## BEGIN EXERCISE DATA

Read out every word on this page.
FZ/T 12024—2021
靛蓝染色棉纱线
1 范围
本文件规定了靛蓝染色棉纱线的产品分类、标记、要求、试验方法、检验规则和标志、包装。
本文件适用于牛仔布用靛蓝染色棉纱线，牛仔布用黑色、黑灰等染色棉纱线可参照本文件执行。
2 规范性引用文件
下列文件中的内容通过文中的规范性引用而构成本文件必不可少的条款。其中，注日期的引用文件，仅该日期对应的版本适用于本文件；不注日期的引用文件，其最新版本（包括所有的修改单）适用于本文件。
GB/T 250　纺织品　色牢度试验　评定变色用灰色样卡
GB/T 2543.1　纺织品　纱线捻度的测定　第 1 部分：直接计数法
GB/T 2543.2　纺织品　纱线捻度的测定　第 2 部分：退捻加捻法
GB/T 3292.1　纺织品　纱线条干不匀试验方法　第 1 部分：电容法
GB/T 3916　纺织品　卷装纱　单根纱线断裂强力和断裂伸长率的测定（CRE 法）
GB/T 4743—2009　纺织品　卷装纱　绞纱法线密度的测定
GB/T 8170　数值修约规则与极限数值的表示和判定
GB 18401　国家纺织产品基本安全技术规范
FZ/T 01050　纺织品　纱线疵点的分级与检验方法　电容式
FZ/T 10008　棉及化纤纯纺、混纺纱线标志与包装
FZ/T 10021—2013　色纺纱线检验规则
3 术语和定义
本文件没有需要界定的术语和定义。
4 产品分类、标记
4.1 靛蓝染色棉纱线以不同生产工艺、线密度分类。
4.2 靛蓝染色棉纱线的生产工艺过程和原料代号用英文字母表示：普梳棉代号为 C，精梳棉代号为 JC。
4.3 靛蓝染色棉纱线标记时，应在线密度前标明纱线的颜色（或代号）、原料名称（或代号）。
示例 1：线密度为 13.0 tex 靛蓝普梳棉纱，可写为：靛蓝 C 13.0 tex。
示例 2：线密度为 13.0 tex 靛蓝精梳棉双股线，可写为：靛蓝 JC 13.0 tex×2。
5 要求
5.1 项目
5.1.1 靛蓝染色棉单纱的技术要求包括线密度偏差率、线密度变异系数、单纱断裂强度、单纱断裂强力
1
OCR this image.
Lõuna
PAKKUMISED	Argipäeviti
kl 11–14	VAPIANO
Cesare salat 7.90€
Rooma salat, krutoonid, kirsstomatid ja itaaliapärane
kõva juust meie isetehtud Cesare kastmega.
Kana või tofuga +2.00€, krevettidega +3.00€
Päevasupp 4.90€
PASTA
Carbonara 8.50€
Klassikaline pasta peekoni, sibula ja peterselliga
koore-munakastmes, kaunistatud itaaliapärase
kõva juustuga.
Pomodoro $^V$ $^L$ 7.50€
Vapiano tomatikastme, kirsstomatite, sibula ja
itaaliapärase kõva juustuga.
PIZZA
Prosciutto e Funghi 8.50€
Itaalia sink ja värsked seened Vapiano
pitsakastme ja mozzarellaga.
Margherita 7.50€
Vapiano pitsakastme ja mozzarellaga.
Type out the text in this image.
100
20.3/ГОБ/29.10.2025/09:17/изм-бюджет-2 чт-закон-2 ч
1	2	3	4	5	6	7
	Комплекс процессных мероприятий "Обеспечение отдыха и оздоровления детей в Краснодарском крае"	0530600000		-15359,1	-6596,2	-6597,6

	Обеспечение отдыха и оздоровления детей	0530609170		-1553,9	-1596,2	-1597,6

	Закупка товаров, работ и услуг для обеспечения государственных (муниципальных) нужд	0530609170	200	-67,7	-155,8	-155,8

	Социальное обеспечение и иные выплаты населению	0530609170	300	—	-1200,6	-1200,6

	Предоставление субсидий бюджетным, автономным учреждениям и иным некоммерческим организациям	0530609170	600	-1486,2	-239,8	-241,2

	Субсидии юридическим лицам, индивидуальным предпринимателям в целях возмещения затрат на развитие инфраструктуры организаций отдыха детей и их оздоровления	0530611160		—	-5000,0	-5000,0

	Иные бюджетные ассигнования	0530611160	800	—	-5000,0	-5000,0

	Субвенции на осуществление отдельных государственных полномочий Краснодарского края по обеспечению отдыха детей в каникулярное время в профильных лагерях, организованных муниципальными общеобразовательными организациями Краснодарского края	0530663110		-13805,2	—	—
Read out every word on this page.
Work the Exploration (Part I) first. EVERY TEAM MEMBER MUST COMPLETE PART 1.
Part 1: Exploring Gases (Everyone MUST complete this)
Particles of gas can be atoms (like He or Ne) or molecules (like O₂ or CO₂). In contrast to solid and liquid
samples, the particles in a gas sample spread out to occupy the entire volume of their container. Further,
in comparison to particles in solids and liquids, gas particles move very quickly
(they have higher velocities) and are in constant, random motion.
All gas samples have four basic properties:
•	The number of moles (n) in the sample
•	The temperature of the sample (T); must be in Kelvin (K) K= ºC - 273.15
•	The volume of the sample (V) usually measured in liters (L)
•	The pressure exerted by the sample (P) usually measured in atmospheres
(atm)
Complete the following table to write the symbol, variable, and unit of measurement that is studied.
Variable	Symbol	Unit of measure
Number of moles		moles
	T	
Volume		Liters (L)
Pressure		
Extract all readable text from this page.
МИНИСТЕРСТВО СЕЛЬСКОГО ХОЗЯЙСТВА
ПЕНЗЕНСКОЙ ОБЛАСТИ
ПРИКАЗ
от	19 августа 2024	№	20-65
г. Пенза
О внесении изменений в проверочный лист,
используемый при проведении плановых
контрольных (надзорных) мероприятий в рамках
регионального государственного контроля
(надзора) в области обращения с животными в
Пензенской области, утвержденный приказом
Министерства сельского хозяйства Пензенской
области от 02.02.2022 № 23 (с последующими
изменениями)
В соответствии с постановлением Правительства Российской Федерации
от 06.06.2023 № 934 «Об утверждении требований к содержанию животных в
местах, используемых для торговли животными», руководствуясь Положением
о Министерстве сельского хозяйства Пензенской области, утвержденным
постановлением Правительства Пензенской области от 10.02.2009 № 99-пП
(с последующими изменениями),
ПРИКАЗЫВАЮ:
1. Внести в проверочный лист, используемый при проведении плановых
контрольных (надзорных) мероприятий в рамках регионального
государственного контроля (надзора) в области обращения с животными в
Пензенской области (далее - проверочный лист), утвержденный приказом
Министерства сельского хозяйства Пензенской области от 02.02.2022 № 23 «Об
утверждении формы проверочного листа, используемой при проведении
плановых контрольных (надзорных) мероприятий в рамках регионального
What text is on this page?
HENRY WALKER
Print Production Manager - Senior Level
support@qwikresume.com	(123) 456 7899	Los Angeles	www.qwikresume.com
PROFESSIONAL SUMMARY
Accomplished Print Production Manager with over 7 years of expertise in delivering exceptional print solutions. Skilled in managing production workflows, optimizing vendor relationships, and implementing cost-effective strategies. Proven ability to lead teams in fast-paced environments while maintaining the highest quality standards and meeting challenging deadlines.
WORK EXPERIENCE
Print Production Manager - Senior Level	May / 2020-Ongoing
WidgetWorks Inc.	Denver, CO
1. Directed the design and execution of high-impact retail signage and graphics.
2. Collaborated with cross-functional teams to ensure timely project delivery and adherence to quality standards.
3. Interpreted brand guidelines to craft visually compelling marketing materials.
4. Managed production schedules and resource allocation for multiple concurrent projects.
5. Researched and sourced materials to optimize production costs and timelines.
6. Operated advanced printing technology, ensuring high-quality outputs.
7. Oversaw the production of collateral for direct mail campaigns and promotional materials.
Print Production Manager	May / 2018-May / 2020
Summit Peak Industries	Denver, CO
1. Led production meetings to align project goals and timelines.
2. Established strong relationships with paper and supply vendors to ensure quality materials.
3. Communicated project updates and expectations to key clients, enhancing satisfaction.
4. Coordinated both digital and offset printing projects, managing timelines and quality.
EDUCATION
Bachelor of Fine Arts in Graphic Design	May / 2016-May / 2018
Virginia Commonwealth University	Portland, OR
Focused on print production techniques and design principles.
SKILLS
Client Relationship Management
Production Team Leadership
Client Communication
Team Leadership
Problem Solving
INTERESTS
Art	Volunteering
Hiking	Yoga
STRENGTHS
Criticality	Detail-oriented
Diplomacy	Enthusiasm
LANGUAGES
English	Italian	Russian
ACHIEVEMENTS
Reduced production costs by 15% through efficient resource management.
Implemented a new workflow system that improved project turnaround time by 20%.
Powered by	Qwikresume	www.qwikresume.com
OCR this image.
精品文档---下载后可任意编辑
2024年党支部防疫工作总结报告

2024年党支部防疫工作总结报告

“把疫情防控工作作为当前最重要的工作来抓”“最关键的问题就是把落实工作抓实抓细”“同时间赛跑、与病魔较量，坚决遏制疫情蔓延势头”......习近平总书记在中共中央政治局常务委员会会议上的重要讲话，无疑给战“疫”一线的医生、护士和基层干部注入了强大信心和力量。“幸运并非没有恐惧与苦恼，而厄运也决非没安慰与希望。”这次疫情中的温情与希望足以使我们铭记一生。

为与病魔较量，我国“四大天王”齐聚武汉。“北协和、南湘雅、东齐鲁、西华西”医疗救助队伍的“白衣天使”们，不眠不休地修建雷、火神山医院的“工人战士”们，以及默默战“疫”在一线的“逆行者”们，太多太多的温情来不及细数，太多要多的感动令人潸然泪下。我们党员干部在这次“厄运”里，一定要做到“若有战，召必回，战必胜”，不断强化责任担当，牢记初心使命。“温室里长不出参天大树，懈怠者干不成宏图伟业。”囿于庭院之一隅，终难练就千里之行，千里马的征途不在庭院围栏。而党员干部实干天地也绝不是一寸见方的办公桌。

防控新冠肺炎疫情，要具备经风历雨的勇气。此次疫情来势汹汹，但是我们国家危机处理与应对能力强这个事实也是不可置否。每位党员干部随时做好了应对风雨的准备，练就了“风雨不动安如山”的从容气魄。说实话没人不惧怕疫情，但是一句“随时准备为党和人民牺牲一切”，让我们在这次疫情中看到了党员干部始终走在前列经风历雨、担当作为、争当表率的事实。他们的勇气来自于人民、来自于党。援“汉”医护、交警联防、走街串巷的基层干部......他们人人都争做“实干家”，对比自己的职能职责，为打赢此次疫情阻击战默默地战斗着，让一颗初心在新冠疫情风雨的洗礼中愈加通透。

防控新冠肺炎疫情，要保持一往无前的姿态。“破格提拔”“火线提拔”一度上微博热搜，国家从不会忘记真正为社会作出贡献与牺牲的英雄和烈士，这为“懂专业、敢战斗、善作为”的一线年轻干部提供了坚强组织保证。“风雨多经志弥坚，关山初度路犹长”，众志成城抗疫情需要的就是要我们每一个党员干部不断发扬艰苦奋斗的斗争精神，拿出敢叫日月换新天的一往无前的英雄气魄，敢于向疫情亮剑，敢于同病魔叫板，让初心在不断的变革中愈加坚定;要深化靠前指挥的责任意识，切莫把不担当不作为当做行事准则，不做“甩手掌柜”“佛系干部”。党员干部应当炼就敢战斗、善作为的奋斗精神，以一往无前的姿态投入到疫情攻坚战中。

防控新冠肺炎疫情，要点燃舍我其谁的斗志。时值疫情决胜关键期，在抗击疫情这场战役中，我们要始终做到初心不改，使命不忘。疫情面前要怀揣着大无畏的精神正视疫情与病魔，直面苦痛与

## END EXERCISE DATA

→ **WHAT THE TASK ASKS**
Where a line holds "Level", copy it out.

→ **FULL OUTPUT**
Print Production Manager - Senior Level
Print Production Manager - Senior Level	May / 2020-Ongoing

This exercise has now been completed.